**TASK:** Set down, in full, every record in the block.

-- BEGIN SUPPLIED RECORDS --

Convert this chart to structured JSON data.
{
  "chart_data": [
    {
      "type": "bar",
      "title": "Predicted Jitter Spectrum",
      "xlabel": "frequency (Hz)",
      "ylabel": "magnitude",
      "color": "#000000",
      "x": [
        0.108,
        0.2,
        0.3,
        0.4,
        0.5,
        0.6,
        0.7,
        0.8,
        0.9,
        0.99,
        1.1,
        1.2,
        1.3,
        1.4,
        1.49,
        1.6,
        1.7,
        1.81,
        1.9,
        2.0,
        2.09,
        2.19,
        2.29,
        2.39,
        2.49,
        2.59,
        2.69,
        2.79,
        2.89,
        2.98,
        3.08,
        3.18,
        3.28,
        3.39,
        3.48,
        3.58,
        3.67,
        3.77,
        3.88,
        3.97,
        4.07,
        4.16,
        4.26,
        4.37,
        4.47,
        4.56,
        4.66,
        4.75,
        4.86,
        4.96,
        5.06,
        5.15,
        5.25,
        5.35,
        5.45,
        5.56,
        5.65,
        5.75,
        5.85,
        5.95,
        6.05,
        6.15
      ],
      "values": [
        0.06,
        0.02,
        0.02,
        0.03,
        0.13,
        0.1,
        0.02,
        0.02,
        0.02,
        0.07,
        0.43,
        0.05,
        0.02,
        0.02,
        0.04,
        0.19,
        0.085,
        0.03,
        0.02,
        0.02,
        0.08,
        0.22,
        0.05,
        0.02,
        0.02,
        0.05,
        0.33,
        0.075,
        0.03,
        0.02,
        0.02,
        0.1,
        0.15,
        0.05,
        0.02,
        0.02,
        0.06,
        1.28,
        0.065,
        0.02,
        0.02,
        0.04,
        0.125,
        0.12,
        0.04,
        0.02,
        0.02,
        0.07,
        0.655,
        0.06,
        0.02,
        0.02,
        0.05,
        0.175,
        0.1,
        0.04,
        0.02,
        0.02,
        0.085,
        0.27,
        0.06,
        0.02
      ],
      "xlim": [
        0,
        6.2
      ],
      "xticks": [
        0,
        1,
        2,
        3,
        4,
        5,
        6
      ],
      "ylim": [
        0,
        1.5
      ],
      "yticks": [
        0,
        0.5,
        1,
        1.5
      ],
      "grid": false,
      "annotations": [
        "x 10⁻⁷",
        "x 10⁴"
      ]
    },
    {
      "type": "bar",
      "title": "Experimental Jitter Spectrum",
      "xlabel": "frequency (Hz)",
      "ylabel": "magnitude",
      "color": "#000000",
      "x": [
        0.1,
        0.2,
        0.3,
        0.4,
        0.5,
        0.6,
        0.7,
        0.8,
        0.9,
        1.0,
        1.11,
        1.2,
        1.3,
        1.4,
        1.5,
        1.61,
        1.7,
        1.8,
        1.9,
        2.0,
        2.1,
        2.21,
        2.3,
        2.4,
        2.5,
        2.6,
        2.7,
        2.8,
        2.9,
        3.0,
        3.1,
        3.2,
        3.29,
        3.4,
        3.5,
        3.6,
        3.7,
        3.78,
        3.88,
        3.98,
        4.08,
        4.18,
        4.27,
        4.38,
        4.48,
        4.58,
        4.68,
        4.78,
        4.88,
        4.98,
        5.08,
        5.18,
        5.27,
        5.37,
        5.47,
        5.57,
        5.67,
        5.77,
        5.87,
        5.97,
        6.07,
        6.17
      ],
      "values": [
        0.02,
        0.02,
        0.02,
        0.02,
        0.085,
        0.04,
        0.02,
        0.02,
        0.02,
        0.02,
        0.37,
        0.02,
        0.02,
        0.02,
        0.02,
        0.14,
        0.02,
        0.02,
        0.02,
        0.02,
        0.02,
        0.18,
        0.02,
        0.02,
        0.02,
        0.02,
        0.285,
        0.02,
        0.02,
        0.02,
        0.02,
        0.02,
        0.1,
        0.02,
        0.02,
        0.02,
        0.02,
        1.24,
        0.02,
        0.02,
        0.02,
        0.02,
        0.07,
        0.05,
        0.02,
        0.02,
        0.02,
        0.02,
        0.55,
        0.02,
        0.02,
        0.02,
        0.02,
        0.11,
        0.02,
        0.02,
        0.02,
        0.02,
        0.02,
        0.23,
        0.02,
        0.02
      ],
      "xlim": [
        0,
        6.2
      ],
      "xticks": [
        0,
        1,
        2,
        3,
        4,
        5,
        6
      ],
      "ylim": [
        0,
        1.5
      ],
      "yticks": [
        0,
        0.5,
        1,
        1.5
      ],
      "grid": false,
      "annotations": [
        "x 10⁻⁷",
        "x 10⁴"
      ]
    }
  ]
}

-- END SUPPLIED RECORDS --

**ANSWER IN FULL:**
Convert this chart to structured JSON data.
{
  "chart_data": [
    {
      "type": "bar",
      "title": "Predicted Jitter Spectrum",
      "xlabel": "frequency (Hz)",
      "ylabel": "magnitude",
      "color": "#000000",
      "x": [
        0.108,
        0.2,
        0.3,
        0.4,
        0.5,
        0.6,
        0.7,
        0.8,
        0.9,
        0.99,
        1.1,
        1.2,
        1.3,
        1.4,
        1.49,
        1.6,
        1.7,
        1.81,
        1.9,
        2.0,
        2.09,
        2.19,
        2.29,
        2.39,
        2.49,
        2.59,
        2.69,
        2.79,
        2.89,
        2.98,
        3.08,
        3.18,
        3.28,
        3.39,
        3.48,
        3.58,
        3.67,
        3.77,
        3.88,
        3.97,
        4.07,
        4.16,
        4.26,
        4.37,
        4.47,
        4.56,
        4.66,
        4.75,
        4.86,
        4.96,
        5.06,
        5.15,
        5.25,
        5.35,
        5.45,
        5.56,
        5.65,
        5.75,
        5.85,
        5.95,
        6.05,
        6.15
      ],
      "values": [
        0.06,
        0.02,
        0.02,
        0.03,
        0.13,
        0.1,
        0.02,
        0.02,
        0.02,
        0.07,
        0.43,
        0.05,
        0.02,
        0.02,
        0.04,
        0.19,
        0.085,
        0.03,
        0.02,
        0.02,
        0.08,
        0.22,
        0.05,
        0.02,
        0.02,
        0.05,
        0.33,
        0.075,
        0.03,
        0.02,
        0.02,
        0.1,
        0.15,
        0.05,
        0.02,
        0.02,
        0.06,
        1.28,
        0.065,
        0.02,
        0.02,
        0.04,
        0.125,
        0.12,
        0.04,
        0.02,
        0.02,
        0.07,
        0.655,
        0.06,
        0.02,
        0.02,
        0.05,
        0.175,
        0.1,
        0.04,
        0.02,
        0.02,
        0.085,
        0.27,
        0.06,
        0.02
      ],
      "xlim": [
        0,
        6.2
      ],
      "xticks": [
        0,
        1,
        2,
        3,
        4,
        5,
        6
      ],
      "ylim": [
        0,
        1.5
      ],
      "yticks": [
        0,
        0.5,
        1,
        1.5
      ],
      "grid": false,
      "annotations": [
        "x 10⁻⁷",
        "x 10⁴"
      ]
    },
    {
      "type": "bar",
      "title": "Experimental Jitter Spectrum",
      "xlabel": "frequency (Hz)",
      "ylabel": "magnitude",
      "color": "#000000",
      "x": [
        0.1,
        0.2,
        0.3,
        0.4,
        0.5,
        0.6,
        0.7,
        0.8,
        0.9,
        1.0,
        1.11,
        1.2,
        1.3,
        1.4,
        1.5,
        1.61,
        1.7,
        1.8,
        1.9,
        2.0,
        2.1,
        2.21,
        2.3,
        2.4,
        2.5,
        2.6,
        2.7,
        2.8,
        2.9,
        3.0,
        3.1,
        3.2,
        3.29,
        3.4,
        3.5,
        3.6,
        3.7,
        3.78,
        3.88,
        3.98,
        4.08,
        4.18,
        4.27,
        4.38,
        4.48,
        4.58,
        4.68,
        4.78,
        4.88,
        4.98,
        5.08,
        5.18,
        5.27,
        5.37,
        5.47,
        5.57,
        5.67,
        5.77,
        5.87,
        5.97,
        6.07,
        6.17
      ],
      "values": [
        0.02,
        0.02,
        0.02,
        0.02,
        0.085,
        0.04,
        0.02,
        0.02,
        0.02,
        0.02,
        0.37,
        0.02,
        0.02,
        0.02,
        0.02,
        0.14,
        0.02,
        0.02,
        0.02,
        0.02,
        0.02,
        0.18,
        0.02,
        0.02,
        0.02,
        0.02,
        0.285,
        0.02,
        0.02,
        0.02,
        0.02,
        0.02,
        0.1,
        0.02,
        0.02,
        0.02,
        0.02,
        1.24,
        0.02,
        0.02,
        0.02,
        0.02,
        0.07,
        0.05,
        0.02,
        0.02,
        0.02,
        0.02,
        0.55,
        0.02,
        0.02,
        0.02,
        0.02,
        0.11,
        0.02,
        0.02,
        0.02,
        0.02,
        0.02,
        0.23,
        0.02,
        0.02
      ],
      "xlim": [
        0,
        6.2
      ],
      "xticks": [
        0,
        1,
        2,
        3,
        4,
        5,
        6
      ],
      "ylim": [
        0,
        1.5
      ],
      "yticks": [
        0,
        0.5,
        1,
        1.5
      ],
      "grid": false,
      "annotations": [
        "x 10⁻⁷",
        "x 10⁴"
      ]
    }
  ]
}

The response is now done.